WORK REQUIRED: For this exercise, repeat all of the material verbatim apart from its images.

─── GIVEN DATA ───

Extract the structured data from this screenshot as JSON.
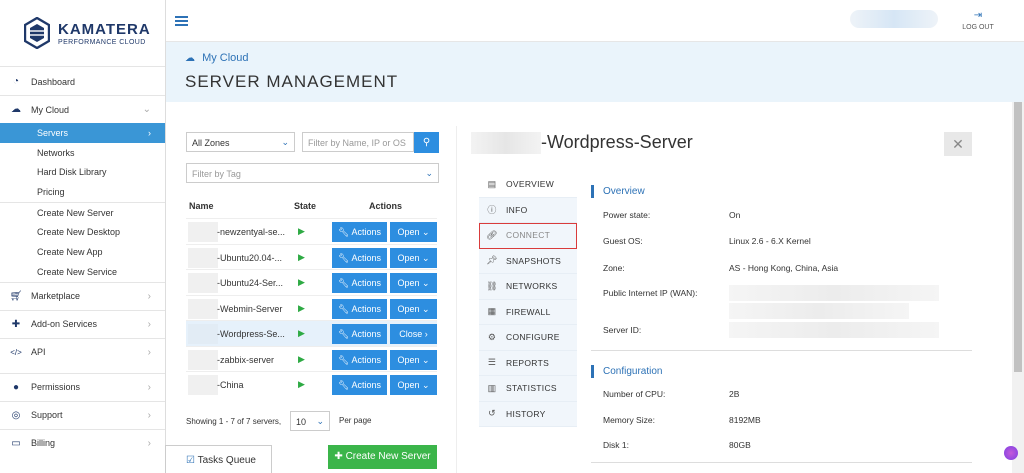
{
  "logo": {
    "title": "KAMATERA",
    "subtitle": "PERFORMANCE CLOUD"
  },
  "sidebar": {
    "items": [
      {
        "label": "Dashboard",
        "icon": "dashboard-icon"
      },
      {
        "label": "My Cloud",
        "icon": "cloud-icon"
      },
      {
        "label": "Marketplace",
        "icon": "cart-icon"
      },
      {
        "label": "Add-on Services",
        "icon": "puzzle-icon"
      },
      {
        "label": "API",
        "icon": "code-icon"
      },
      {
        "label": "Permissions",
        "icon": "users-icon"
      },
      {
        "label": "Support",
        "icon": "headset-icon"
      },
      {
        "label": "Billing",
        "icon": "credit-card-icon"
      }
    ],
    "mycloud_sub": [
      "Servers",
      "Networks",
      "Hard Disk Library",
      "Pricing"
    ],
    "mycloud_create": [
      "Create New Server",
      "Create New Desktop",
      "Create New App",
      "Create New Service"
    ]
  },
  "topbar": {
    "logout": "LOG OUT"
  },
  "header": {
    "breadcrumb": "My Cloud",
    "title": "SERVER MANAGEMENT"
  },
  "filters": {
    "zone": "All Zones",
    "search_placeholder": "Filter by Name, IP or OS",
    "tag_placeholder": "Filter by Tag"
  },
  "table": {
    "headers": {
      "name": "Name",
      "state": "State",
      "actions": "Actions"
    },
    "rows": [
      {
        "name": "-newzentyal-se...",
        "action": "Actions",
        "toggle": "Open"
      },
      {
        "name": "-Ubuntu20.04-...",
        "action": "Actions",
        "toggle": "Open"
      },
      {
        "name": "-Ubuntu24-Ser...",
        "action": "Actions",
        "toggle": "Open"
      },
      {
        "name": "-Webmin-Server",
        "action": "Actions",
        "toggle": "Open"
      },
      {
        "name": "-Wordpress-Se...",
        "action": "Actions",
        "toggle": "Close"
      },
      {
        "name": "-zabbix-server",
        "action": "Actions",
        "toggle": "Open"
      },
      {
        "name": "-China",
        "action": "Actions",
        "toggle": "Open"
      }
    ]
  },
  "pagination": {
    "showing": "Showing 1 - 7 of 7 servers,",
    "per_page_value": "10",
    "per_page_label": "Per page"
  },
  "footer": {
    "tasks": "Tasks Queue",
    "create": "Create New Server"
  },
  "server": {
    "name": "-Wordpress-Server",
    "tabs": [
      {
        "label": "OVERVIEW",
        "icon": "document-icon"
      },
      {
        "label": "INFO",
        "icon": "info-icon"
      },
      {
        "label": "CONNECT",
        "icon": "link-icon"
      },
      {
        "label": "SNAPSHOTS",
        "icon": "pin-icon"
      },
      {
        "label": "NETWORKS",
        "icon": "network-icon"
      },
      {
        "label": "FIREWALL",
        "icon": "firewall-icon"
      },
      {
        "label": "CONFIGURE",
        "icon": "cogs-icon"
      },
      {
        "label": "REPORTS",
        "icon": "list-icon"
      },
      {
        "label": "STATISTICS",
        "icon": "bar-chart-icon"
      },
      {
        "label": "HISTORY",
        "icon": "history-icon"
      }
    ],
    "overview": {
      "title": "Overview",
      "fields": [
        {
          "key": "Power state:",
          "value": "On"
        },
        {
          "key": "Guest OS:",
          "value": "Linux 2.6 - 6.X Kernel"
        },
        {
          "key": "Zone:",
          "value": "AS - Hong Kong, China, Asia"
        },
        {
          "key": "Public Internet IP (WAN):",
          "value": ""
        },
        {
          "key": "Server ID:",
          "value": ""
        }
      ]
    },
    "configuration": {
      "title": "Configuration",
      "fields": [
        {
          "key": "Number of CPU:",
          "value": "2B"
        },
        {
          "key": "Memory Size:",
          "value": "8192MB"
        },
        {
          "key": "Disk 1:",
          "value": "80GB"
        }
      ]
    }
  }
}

───

COMPLETE RESPONSE:
Extract the structured data from this screenshot as JSON.
{
  "logo": {
    "title": "KAMATERA",
    "subtitle": "PERFORMANCE CLOUD"
  },
  "sidebar": {
    "items": [
      {
        "label": "Dashboard",
        "icon": "dashboard-icon"
      },
      {
        "label": "My Cloud",
        "icon": "cloud-icon"
      },
      {
        "label": "Marketplace",
        "icon": "cart-icon"
      },
      {
        "label": "Add-on Services",
        "icon": "puzzle-icon"
      },
      {
        "label": "API",
        "icon": "code-icon"
      },
      {
        "label": "Permissions",
        "icon": "users-icon"
      },
      {
        "label": "Support",
        "icon": "headset-icon"
      },
      {
        "label": "Billing",
        "icon": "credit-card-icon"
      }
    ],
    "mycloud_sub": [
      "Servers",
      "Networks",
      "Hard Disk Library",
      "Pricing"
    ],
    "mycloud_create": [
      "Create New Server",
      "Create New Desktop",
      "Create New App",
      "Create New Service"
    ]
  },
  "topbar": {
    "logout": "LOG OUT"
  },
  "header": {
    "breadcrumb": "My Cloud",
    "title": "SERVER MANAGEMENT"
  },
  "filters": {
    "zone": "All Zones",
    "search_placeholder": "Filter by Name, IP or OS",
    "tag_placeholder": "Filter by Tag"
  },
  "table": {
    "headers": {
      "name": "Name",
      "state": "State",
      "actions": "Actions"
    },
    "rows": [
      {
        "name": "-newzentyal-se...",
        "action": "Actions",
        "toggle": "Open"
      },
      {
        "name": "-Ubuntu20.04-...",
        "action": "Actions",
        "toggle": "Open"
      },
      {
        "name": "-Ubuntu24-Ser...",
        "action": "Actions",
        "toggle": "Open"
      },
      {
        "name": "-Webmin-Server",
        "action": "Actions",
        "toggle": "Open"
      },
      {
        "name": "-Wordpress-Se...",
        "action": "Actions",
        "toggle": "Close"
      },
      {
        "name": "-zabbix-server",
        "action": "Actions",
        "toggle": "Open"
      },
      {
        "name": "-China",
        "action": "Actions",
        "toggle": "Open"
      }
    ]
  },
  "pagination": {
    "showing": "Showing 1 - 7 of 7 servers,",
    "per_page_value": "10",
    "per_page_label": "Per page"
  },
  "footer": {
    "tasks": "Tasks Queue",
    "create": "Create New Server"
  },
  "server": {
    "name": "-Wordpress-Server",
    "tabs": [
      {
        "label": "OVERVIEW",
        "icon": "document-icon"
      },
      {
        "label": "INFO",
        "icon": "info-icon"
      },
      {
        "label": "CONNECT",
        "icon": "link-icon"
      },
      {
        "label": "SNAPSHOTS",
        "icon": "pin-icon"
      },
      {
        "label": "NETWORKS",
        "icon": "network-icon"
      },
      {
        "label": "FIREWALL",
        "icon": "firewall-icon"
      },
      {
        "label": "CONFIGURE",
        "icon": "cogs-icon"
      },
      {
        "label": "REPORTS",
        "icon": "list-icon"
      },
      {
        "label": "STATISTICS",
        "icon": "bar-chart-icon"
      },
      {
        "label": "HISTORY",
        "icon": "history-icon"
      }
    ],
    "overview": {
      "title": "Overview",
      "fields": [
        {
          "key": "Power state:",
          "value": "On"
        },
        {
          "key": "Guest OS:",
          "value": "Linux 2.6 - 6.X Kernel"
        },
        {
          "key": "Zone:",
          "value": "AS - Hong Kong, China, Asia"
        },
        {
          "key": "Public Internet IP (WAN):",
          "value": ""
        },
        {
          "key": "Server ID:",
          "value": ""
        }
      ]
    },
    "configuration": {
      "title": "Configuration",
      "fields": [
        {
          "key": "Number of CPU:",
          "value": "2B"
        },
        {
          "key": "Memory Size:",
          "value": "8192MB"
        },
        {
          "key": "Disk 1:",
          "value": "80GB"
        }
      ]
    }
  }
}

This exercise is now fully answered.